──────── Information supplied ────────

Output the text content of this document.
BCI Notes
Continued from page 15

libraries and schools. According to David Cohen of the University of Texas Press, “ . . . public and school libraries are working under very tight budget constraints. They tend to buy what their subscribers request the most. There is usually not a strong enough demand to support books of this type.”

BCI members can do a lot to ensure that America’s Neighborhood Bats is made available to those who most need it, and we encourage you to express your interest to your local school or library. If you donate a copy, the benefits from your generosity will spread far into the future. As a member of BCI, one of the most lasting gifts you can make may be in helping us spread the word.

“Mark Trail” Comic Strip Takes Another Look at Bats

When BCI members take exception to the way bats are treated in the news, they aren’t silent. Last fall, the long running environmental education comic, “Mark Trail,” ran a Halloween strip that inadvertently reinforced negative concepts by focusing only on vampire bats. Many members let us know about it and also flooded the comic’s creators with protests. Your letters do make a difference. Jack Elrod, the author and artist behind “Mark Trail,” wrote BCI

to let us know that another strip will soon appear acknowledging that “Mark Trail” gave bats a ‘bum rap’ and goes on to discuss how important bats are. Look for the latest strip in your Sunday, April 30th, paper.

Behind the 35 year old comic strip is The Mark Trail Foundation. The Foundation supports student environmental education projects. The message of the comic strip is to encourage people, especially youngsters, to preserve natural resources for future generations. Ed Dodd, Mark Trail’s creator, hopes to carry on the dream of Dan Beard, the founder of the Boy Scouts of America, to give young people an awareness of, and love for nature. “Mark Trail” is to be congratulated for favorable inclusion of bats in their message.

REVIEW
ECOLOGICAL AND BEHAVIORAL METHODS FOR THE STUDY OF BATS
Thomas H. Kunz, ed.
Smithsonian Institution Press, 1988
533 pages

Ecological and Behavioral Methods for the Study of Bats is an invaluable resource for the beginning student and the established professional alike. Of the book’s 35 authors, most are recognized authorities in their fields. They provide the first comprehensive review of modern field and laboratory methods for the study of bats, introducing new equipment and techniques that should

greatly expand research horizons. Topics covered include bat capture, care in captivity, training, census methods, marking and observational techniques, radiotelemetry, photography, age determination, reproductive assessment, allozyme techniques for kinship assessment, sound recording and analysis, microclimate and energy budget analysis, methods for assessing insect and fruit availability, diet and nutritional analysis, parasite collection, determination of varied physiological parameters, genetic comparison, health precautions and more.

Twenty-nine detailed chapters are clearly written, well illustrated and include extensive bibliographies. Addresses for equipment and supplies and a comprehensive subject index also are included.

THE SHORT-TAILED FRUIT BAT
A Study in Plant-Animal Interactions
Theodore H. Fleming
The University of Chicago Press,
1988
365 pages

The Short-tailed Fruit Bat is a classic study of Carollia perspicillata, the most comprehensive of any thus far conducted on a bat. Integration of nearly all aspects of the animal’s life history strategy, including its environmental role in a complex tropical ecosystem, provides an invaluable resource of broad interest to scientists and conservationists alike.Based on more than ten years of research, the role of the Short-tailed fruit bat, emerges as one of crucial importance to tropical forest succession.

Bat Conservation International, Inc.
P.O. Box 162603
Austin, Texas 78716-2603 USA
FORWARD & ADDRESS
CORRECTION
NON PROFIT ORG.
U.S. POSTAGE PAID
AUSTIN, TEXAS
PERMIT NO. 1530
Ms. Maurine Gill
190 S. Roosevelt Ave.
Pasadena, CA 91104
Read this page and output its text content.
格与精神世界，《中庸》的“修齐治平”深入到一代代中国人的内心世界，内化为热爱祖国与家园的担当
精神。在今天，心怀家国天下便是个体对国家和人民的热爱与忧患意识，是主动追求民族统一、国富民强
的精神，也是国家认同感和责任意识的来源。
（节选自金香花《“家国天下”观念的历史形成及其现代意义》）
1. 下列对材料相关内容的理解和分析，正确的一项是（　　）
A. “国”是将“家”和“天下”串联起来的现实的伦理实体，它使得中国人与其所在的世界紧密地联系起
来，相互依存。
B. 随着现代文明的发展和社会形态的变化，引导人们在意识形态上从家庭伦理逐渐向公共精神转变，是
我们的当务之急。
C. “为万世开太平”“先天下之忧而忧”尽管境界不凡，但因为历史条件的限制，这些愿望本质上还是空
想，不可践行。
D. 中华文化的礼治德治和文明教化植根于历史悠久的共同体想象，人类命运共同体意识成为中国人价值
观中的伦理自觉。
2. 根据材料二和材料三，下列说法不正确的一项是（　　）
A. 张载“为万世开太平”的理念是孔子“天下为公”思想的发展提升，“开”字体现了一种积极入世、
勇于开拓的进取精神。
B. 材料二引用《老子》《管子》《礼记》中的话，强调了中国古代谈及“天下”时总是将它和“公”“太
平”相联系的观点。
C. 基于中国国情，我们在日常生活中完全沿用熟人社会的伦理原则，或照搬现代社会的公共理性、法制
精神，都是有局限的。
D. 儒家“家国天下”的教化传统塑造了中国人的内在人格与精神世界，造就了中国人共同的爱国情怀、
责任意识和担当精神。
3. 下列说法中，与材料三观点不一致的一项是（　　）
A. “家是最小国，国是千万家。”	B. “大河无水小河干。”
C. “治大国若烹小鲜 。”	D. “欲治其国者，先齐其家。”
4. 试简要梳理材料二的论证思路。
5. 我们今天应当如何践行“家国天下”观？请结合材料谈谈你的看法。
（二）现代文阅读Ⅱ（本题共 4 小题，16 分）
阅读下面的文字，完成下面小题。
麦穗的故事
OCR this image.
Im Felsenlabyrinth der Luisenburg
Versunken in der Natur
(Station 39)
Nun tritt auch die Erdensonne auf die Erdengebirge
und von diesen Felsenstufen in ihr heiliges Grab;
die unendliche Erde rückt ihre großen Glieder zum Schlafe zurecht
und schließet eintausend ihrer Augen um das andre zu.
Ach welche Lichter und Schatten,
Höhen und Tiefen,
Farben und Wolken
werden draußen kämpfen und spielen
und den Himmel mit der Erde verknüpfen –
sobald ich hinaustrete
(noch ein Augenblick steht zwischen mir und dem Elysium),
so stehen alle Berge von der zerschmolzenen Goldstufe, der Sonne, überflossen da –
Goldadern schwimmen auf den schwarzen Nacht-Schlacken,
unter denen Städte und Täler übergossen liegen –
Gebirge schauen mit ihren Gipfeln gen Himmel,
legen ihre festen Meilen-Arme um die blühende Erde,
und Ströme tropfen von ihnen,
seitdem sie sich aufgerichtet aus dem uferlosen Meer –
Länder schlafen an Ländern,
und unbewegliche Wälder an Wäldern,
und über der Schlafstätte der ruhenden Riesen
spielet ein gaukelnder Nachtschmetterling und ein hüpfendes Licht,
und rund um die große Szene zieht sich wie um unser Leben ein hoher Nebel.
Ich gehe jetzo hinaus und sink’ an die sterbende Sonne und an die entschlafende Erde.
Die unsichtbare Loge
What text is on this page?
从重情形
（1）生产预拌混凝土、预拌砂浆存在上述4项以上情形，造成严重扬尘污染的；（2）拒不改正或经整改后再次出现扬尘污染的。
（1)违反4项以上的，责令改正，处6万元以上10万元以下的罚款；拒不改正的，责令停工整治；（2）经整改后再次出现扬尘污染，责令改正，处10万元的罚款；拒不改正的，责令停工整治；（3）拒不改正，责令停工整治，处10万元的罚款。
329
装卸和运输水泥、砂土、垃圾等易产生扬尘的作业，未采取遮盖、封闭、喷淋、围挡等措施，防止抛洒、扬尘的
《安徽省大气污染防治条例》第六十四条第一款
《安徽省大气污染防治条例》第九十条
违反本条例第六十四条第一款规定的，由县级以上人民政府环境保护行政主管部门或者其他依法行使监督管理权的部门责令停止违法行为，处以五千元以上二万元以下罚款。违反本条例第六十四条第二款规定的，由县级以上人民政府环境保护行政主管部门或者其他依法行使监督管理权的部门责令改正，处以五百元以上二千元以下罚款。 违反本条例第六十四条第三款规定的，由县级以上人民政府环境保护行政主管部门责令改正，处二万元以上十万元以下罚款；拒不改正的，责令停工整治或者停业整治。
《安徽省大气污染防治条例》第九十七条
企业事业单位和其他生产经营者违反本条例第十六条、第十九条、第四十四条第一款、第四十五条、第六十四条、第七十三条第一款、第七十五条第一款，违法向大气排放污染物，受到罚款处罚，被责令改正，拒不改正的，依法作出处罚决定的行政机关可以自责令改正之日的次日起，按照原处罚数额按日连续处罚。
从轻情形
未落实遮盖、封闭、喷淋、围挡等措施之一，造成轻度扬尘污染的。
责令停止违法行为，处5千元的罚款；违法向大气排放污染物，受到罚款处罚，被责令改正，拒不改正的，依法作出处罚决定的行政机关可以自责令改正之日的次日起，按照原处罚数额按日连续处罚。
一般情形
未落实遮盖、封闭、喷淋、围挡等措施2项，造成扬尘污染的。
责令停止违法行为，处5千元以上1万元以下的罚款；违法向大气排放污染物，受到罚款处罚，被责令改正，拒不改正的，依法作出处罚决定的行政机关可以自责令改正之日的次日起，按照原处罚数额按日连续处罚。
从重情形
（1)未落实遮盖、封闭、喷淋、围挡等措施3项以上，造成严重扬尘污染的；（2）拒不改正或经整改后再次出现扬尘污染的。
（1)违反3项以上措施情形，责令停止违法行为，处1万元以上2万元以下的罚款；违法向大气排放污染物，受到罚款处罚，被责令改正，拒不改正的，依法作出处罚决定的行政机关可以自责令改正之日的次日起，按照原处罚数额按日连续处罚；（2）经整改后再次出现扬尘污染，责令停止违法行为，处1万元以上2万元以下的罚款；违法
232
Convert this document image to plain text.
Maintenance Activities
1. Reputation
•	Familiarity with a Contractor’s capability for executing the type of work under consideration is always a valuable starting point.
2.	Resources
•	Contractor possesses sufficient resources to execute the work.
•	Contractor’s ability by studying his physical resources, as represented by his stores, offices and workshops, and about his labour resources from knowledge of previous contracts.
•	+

────────

What needs duplicating is the run of lines from the one containing "Convert this document image to plain text." through the last line of the entries above, exact and complete.

Convert this document image to plain text.
Maintenance Activities
1. Reputation
•	Familiarity with a Contractor’s capability for executing the type of work under consideration is always a valuable starting point.
2.	Resources
•	Contractor possesses sufficient resources to execute the work.
•	Contractor’s ability by studying his physical resources, as represented by his stores, offices and workshops, and about his labour resources from knowledge of previous contracts.
•	+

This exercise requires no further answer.